(Data entries for graphics)

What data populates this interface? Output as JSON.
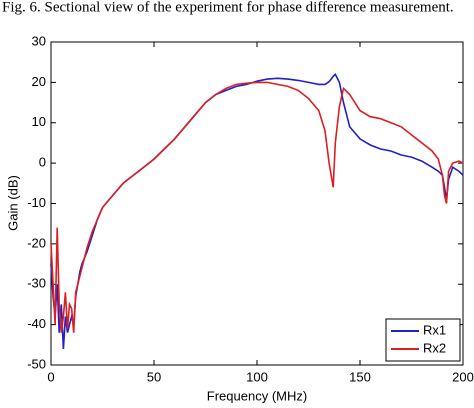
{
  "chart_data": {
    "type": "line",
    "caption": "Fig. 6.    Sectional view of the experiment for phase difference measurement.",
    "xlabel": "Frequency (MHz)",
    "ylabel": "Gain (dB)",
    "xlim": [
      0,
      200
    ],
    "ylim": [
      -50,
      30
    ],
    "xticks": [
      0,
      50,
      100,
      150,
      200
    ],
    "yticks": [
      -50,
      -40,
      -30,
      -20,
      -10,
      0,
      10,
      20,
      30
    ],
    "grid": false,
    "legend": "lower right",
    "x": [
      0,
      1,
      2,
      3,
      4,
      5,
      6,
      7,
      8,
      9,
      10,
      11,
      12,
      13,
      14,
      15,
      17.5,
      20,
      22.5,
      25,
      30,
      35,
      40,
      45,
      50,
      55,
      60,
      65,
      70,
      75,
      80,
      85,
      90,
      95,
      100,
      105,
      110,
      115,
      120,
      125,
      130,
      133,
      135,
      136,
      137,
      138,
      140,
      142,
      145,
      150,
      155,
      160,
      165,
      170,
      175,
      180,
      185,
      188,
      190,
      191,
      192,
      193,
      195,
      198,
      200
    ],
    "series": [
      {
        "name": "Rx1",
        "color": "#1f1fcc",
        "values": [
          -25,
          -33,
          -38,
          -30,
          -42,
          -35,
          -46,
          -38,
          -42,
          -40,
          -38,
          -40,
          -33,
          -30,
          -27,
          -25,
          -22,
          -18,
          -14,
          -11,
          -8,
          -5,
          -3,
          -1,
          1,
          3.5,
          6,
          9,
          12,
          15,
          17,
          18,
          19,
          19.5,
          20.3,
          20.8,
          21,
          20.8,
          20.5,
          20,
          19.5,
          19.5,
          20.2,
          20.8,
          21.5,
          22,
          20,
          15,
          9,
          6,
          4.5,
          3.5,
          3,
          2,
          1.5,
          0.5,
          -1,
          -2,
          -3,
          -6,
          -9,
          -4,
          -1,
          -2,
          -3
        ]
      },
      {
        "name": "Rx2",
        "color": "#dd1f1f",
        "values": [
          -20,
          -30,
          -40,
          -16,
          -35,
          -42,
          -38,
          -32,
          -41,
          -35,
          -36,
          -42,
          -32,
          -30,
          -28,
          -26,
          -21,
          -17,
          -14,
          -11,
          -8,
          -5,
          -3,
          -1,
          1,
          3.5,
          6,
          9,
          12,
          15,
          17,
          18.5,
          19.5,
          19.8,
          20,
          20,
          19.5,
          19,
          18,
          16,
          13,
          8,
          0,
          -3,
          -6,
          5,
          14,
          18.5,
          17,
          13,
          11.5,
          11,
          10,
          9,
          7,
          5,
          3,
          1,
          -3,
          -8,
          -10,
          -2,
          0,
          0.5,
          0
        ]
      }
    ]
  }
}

Directive:
Return the listing above word for word, with the pictures removed.

Exercise output:
What data populates this interface? Output as JSON.
{
  "chart_data": {
    "type": "line",
    "caption": "Fig. 6.    Sectional view of the experiment for phase difference measurement.",
    "xlabel": "Frequency (MHz)",
    "ylabel": "Gain (dB)",
    "xlim": [
      0,
      200
    ],
    "ylim": [
      -50,
      30
    ],
    "xticks": [
      0,
      50,
      100,
      150,
      200
    ],
    "yticks": [
      -50,
      -40,
      -30,
      -20,
      -10,
      0,
      10,
      20,
      30
    ],
    "grid": false,
    "legend": "lower right",
    "x": [
      0,
      1,
      2,
      3,
      4,
      5,
      6,
      7,
      8,
      9,
      10,
      11,
      12,
      13,
      14,
      15,
      17.5,
      20,
      22.5,
      25,
      30,
      35,
      40,
      45,
      50,
      55,
      60,
      65,
      70,
      75,
      80,
      85,
      90,
      95,
      100,
      105,
      110,
      115,
      120,
      125,
      130,
      133,
      135,
      136,
      137,
      138,
      140,
      142,
      145,
      150,
      155,
      160,
      165,
      170,
      175,
      180,
      185,
      188,
      190,
      191,
      192,
      193,
      195,
      198,
      200
    ],
    "series": [
      {
        "name": "Rx1",
        "color": "#1f1fcc",
        "values": [
          -25,
          -33,
          -38,
          -30,
          -42,
          -35,
          -46,
          -38,
          -42,
          -40,
          -38,
          -40,
          -33,
          -30,
          -27,
          -25,
          -22,
          -18,
          -14,
          -11,
          -8,
          -5,
          -3,
          -1,
          1,
          3.5,
          6,
          9,
          12,
          15,
          17,
          18,
          19,
          19.5,
          20.3,
          20.8,
          21,
          20.8,
          20.5,
          20,
          19.5,
          19.5,
          20.2,
          20.8,
          21.5,
          22,
          20,
          15,
          9,
          6,
          4.5,
          3.5,
          3,
          2,
          1.5,
          0.5,
          -1,
          -2,
          -3,
          -6,
          -9,
          -4,
          -1,
          -2,
          -3
        ]
      },
      {
        "name": "Rx2",
        "color": "#dd1f1f",
        "values": [
          -20,
          -30,
          -40,
          -16,
          -35,
          -42,
          -38,
          -32,
          -41,
          -35,
          -36,
          -42,
          -32,
          -30,
          -28,
          -26,
          -21,
          -17,
          -14,
          -11,
          -8,
          -5,
          -3,
          -1,
          1,
          3.5,
          6,
          9,
          12,
          15,
          17,
          18.5,
          19.5,
          19.8,
          20,
          20,
          19.5,
          19,
          18,
          16,
          13,
          8,
          0,
          -3,
          -6,
          5,
          14,
          18.5,
          17,
          13,
          11.5,
          11,
          10,
          9,
          7,
          5,
          3,
          1,
          -3,
          -8,
          -10,
          -2,
          0,
          0.5,
          0
        ]
      }
    ]
  }
}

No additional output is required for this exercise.